> [Given text]:

########################################

[ 
https://issues.apache.org/jira/browse/DRILL-5963?page=com.atlassian.jira.plugin.system.issuetabpanels:comment-tabpanel&focusedCommentId=16285072#comment-16285072
 ] 

ASF GitHub Bot commented on DRILL-5963:
---------------------------------------

Github user paul-rogers commented on a diff in the pull request:

    https://github.com/apache/drill/pull/1051#discussion_r155938213
  
    --- Diff: 
exec/java-exec/src/main/java/org/apache/drill/exec/work/foreman/Foreman.java ---
    @@ -502,33 +438,82 @@ private void runFragment(List<PlanFragment> 
fragmentsList) throws ExecutionSetup
           }
         }
     
    +    assert rootFragment != null;
    +
         final FragmentRoot rootOperator;
         try {
           rootOperator = 
drillbitContext.getPlanReader().readFragmentRoot(rootFragment.getFragmentJson());
         } catch (IOException e) {
           throw new ExecutionSetupException(String.format("Unable to parse 
FragmentRoot from fragment: %s", rootFragment.getFragmentJson()));
         }
         queryRM.setCost(rootOperator.getCost());
    -    admit(null);
    -    drillbitContext.getWorkBus().addFragmentStatusListener(queryId, 
queryManager.getFragmentStatusListener());
    -    
drillbitContext.getClusterCoordinator().addDrillbitStatusListener(queryManager.getDrillbitStatusListener());
     
    -    logger.debug("Submitting fragments to run.");
    +    fragmentsRunner.setFragmentsInfo(planFragments, rootFragment, 
rootOperator);
     
    -    // set up the root fragment first so we'll have incoming buffers 
available.

########################################

> [Data shown]:
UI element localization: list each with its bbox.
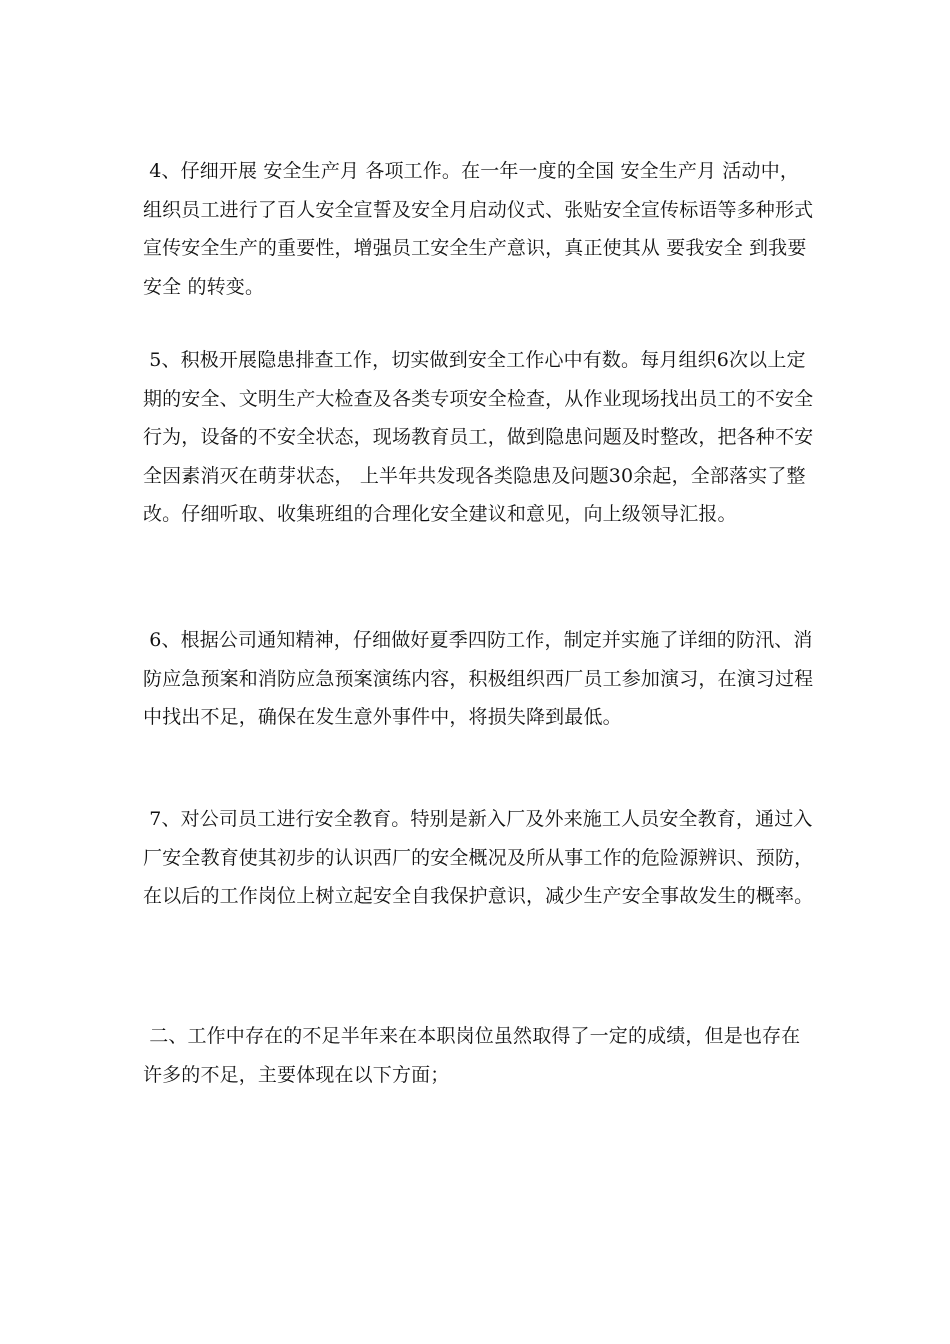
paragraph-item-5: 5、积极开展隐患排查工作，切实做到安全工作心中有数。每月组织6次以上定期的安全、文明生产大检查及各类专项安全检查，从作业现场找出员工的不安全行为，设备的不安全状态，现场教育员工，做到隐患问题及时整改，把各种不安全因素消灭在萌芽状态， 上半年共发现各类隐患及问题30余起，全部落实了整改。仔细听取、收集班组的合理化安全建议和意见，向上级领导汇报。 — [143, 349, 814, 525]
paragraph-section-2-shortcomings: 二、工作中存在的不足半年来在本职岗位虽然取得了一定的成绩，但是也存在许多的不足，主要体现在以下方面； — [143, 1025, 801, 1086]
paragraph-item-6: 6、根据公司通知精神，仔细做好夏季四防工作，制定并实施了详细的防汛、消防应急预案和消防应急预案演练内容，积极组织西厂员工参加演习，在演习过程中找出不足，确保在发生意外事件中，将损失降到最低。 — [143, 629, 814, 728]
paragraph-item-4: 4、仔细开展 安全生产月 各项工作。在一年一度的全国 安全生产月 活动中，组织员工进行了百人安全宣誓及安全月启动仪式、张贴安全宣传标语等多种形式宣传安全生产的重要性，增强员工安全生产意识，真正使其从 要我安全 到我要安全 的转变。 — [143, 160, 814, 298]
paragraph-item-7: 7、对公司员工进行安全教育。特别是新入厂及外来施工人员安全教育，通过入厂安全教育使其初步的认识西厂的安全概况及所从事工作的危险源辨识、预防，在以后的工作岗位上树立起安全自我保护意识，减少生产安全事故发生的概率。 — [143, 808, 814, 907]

########################################

> [Stated goal 1]: Summarize the Drill issue comment in two sentences.
> [Stated goal 2]: List every method that the Drill issue comment shows being called directly on drillbitContext.

> [Task output 1]: The ASF GitHub Bot reports that GitHub user paul-rogers commented on a diff in pull request 1051 for DRILL-5963, touching Foreman.java. In that diff, an assert that rootFragment is not null and a call to fragmentsRunner.setFragmentsInfo(planFragments, rootFragment, rootOperator) are added, while the call admit(null), the registration of the fragment status and Drillbit status listeners, and the debug log "Submitting fragments to run." are removed.

> [Task output 2]:
- getPlanReader()
- getWorkBus()
- getClusterCoordinator()